■ WORK TO BE COMPLETED
From the material below, list every line containing "рукой".

=== SUPPLIED ENTRIES ===

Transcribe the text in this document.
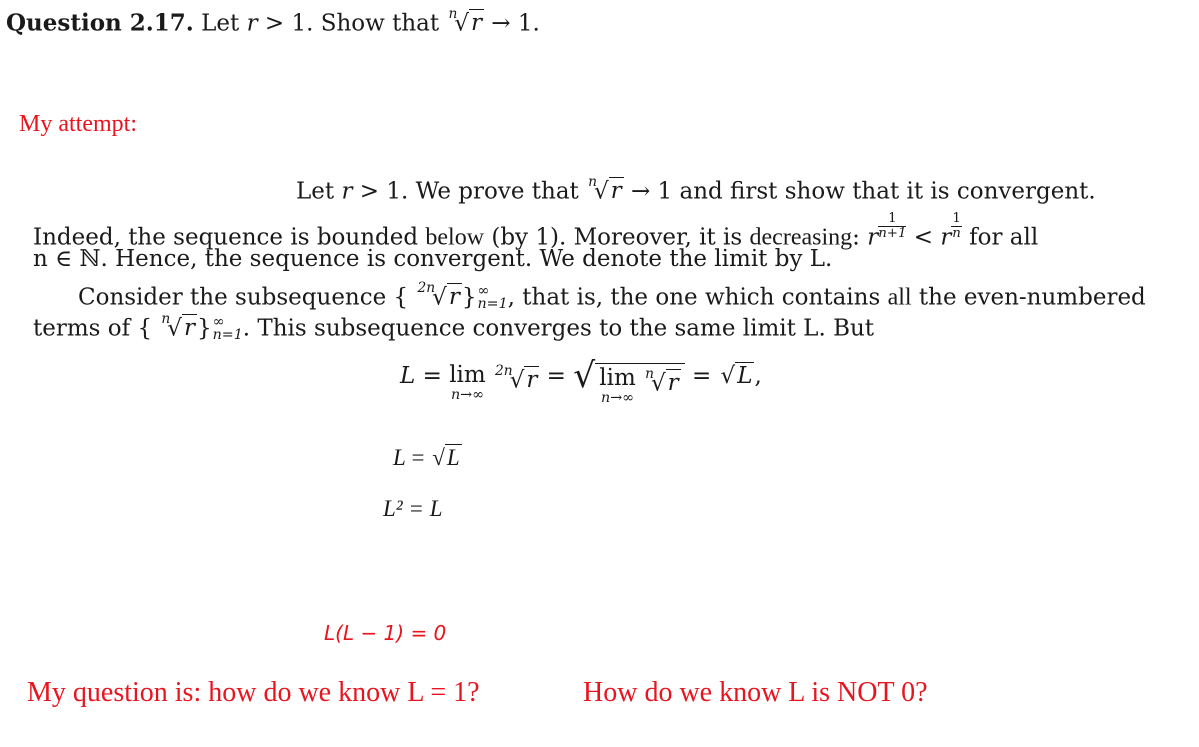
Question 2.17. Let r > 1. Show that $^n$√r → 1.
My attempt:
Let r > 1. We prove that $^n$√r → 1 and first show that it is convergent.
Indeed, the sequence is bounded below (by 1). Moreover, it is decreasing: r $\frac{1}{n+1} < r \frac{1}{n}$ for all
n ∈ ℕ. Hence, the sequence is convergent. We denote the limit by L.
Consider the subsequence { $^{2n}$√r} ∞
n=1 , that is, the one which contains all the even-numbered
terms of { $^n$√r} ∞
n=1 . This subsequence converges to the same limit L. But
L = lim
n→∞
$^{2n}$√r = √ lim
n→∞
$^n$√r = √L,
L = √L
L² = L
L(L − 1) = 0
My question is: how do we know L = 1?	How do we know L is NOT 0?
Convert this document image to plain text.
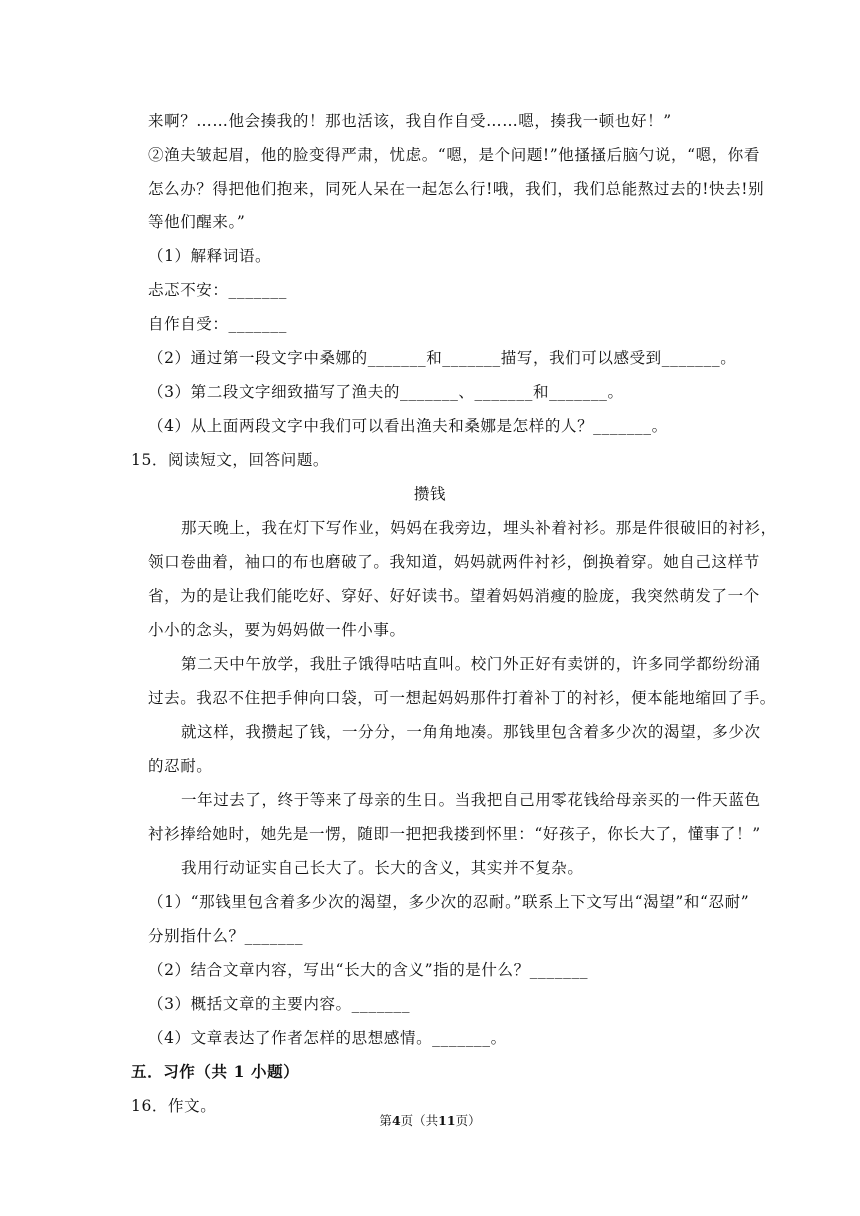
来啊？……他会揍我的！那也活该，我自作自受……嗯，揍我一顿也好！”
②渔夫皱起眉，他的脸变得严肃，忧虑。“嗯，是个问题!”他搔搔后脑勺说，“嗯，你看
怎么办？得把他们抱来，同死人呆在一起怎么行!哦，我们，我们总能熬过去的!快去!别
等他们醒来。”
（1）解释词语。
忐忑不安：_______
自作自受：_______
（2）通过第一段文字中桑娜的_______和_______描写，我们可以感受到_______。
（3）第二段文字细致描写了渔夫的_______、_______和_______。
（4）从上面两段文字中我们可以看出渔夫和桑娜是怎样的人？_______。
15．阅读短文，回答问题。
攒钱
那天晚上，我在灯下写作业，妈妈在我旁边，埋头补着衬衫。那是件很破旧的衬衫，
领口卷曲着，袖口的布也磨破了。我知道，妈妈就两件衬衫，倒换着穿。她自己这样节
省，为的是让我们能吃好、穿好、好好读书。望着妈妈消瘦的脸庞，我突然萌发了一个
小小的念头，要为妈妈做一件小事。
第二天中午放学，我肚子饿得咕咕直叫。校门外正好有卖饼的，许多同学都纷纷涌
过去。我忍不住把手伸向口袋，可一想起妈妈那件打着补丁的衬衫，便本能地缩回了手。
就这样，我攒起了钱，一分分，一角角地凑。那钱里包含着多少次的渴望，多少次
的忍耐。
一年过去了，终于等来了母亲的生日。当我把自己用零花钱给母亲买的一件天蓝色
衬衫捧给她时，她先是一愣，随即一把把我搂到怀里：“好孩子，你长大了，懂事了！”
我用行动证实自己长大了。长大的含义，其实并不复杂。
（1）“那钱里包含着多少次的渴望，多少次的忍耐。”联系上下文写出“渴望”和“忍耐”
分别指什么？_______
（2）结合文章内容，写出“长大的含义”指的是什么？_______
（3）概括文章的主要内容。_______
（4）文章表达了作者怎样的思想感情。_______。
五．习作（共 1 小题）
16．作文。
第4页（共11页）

===
=== SUPPLIED ENTRIES ===

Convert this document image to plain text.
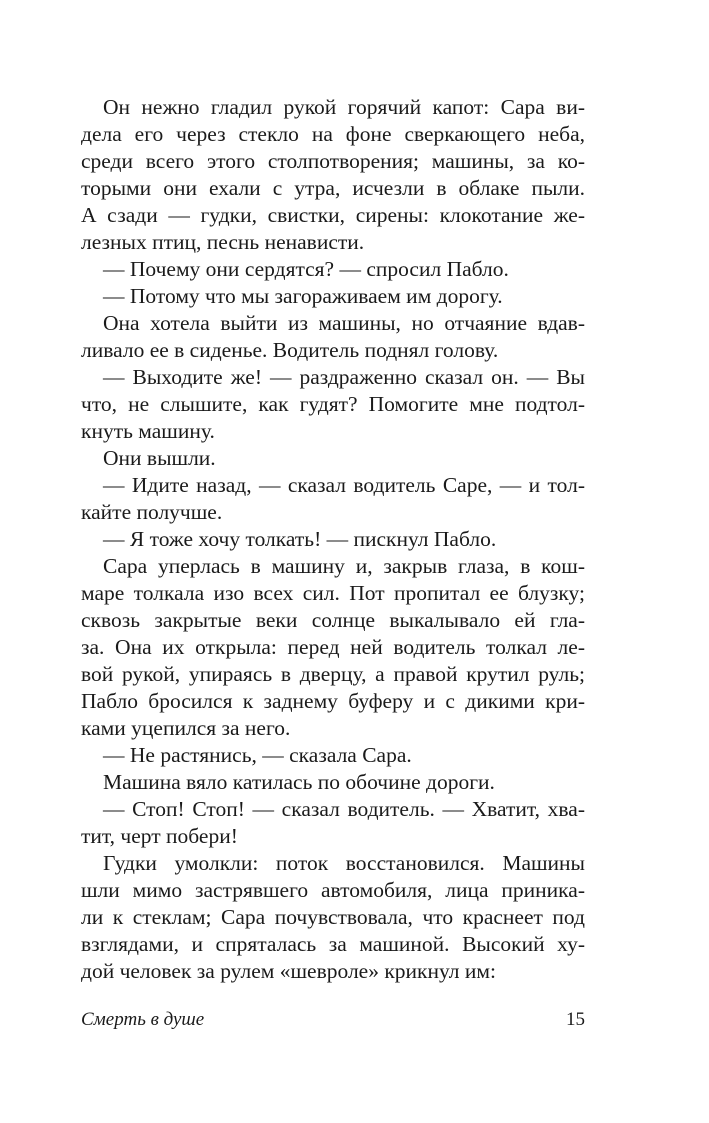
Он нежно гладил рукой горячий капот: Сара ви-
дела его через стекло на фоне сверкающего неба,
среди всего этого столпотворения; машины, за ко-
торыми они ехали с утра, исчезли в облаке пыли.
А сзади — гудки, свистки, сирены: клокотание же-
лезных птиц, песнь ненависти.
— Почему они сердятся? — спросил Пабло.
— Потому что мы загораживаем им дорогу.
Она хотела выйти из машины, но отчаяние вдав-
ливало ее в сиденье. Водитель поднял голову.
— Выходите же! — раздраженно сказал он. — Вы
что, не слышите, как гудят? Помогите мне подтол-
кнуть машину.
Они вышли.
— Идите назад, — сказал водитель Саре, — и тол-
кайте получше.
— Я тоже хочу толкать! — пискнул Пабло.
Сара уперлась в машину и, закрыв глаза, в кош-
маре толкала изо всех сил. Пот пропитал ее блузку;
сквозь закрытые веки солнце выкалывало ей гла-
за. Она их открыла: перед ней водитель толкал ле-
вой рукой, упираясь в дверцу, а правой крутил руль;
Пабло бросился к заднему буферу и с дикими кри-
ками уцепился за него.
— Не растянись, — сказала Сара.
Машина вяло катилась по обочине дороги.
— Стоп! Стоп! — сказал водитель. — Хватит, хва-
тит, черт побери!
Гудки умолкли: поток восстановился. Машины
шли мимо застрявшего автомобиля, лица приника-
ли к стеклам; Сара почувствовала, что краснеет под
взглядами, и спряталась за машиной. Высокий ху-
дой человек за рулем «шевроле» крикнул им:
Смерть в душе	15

===
=== SUPPLIED ENTRIES ===

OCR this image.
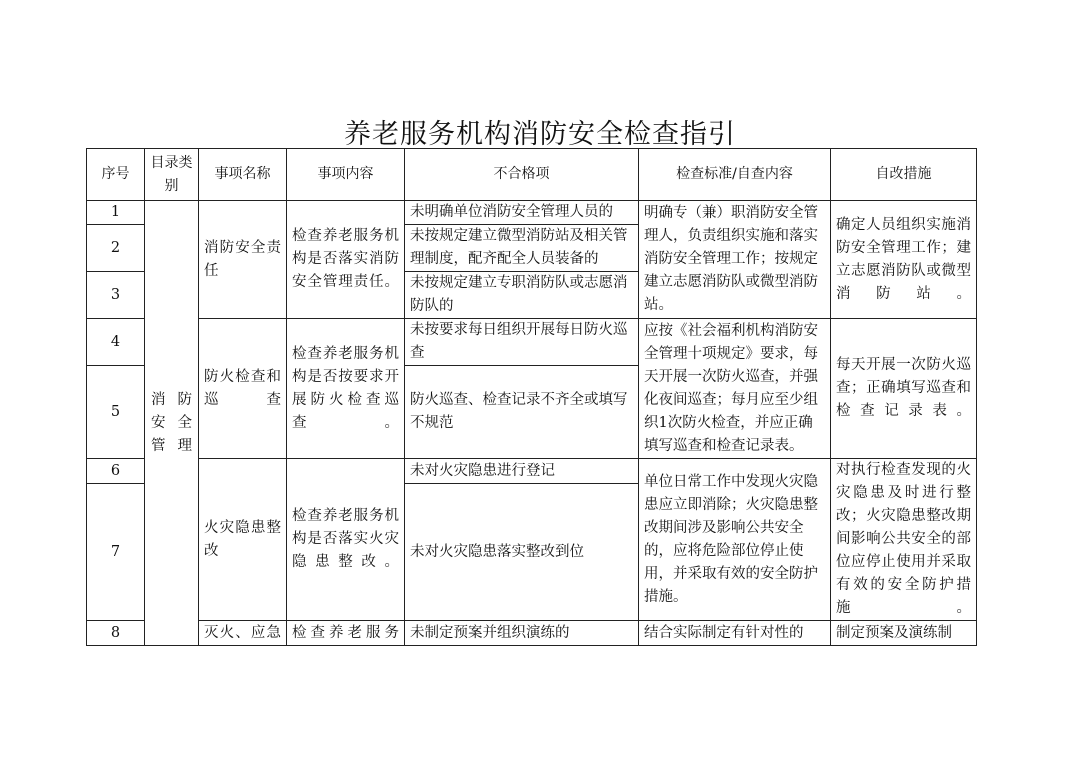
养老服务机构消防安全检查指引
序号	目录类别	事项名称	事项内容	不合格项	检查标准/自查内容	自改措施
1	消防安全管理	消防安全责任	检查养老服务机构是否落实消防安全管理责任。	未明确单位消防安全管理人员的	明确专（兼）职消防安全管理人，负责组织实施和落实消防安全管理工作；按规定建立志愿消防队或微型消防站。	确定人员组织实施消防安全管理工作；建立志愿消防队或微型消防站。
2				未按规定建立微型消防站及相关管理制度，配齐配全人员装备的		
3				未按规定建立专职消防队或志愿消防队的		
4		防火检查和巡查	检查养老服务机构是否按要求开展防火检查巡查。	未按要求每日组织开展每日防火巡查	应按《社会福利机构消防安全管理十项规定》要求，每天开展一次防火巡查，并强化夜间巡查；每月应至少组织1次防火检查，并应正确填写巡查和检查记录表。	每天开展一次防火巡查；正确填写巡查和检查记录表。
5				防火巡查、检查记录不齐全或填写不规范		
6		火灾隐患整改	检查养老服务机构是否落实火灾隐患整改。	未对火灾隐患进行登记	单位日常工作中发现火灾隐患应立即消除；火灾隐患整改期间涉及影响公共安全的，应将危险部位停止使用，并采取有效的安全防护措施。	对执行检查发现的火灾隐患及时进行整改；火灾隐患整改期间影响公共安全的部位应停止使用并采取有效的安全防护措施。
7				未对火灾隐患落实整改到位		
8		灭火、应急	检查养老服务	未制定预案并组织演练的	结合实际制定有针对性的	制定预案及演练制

===

■ THE REPLY
Он нежно гладил рукой горячий капот: Сара ви-
вой рукой, упираясь в дверцу, а правой крутил руль;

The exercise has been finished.